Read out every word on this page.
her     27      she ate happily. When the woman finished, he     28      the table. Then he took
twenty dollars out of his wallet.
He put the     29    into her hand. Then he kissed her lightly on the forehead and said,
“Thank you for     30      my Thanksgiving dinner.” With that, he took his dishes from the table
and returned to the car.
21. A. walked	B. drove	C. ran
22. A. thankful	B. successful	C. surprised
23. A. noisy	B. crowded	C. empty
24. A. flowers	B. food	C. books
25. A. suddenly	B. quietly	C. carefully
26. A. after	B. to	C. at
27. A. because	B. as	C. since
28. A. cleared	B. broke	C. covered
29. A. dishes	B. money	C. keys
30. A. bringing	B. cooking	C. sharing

## Stated problem:
Every record should be repeated exactly; please leave none out.

## Correct output:
Read out every word on this page.
her     27      she ate happily. When the woman finished, he     28      the table. Then he took
twenty dollars out of his wallet.
He put the     29    into her hand. Then he kissed her lightly on the forehead and said,
“Thank you for     30      my Thanksgiving dinner.” With that, he took his dishes from the table
and returned to the car.
21. A. walked	B. drove	C. ran
22. A. thankful	B. successful	C. surprised
23. A. noisy	B. crowded	C. empty
24. A. flowers	B. food	C. books
25. A. suddenly	B. quietly	C. carefully
26. A. after	B. to	C. at
27. A. because	B. as	C. since
28. A. cleared	B. broke	C. covered
29. A. dishes	B. money	C. keys
30. A. bringing	B. cooking	C. sharing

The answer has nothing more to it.